● PROBLEM TO SOLVE
Using the data below, determine the number of lines that include the string "Deutschland". Write only that number.

(Dataset rows about figures)
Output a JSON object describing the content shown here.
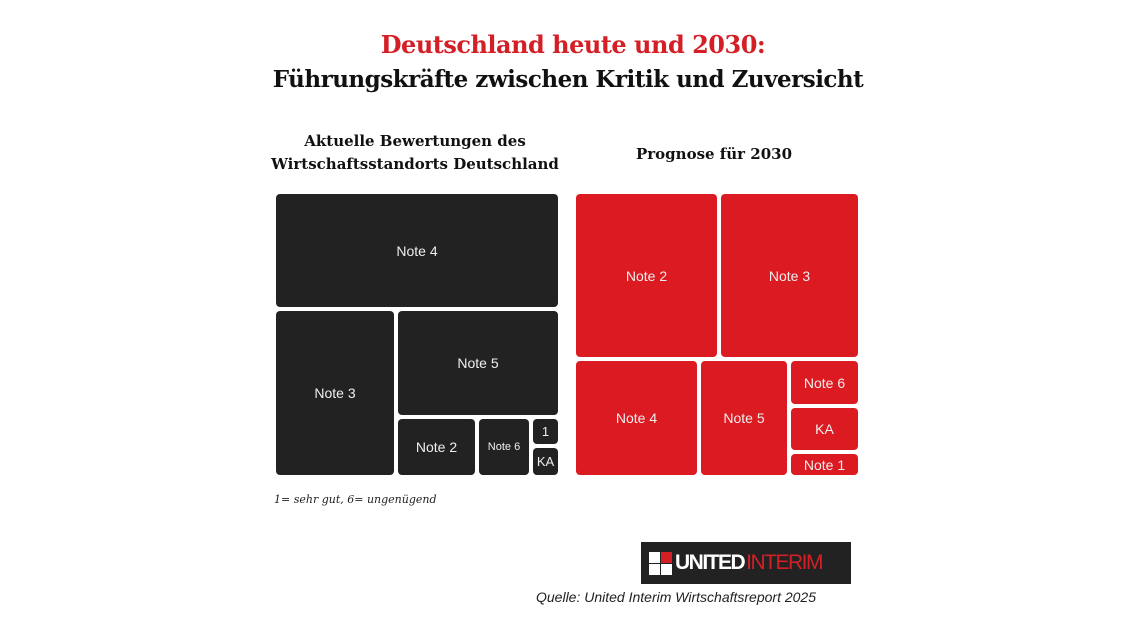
{
  "title": "Deutschland heute und 2030:",
  "subtitle": "Führungskräfte zwischen Kritik und Zuversicht",
  "chart_data": [
    {
      "type": "treemap",
      "title": "Aktuelle Bewertungen des Wirtschaftsstandorts Deutschland",
      "color": "#222222",
      "categories": [
        "Note 4",
        "Note 3",
        "Note 5",
        "Note 2",
        "Note 6",
        "1",
        "KA"
      ],
      "values_percent_estimated": [
        40,
        25,
        21,
        6,
        4,
        2,
        2
      ]
    },
    {
      "type": "treemap",
      "title": "Prognose für 2030",
      "color": "#dc1a22",
      "categories": [
        "Note 2",
        "Note 3",
        "Note 4",
        "Note 5",
        "Note 6",
        "KA",
        "Note 1"
      ],
      "values_percent_estimated": [
        29,
        29,
        18,
        13,
        4,
        4,
        2
      ]
    }
  ],
  "footnote": "1= sehr gut, 6= ungenügend",
  "logo": {
    "part1": "UNITED",
    "part2": "INTERIM"
  },
  "source": "Quelle: United Interim Wirtschaftsreport 2025"
}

● SOLUTION TO THE EXERCISE
2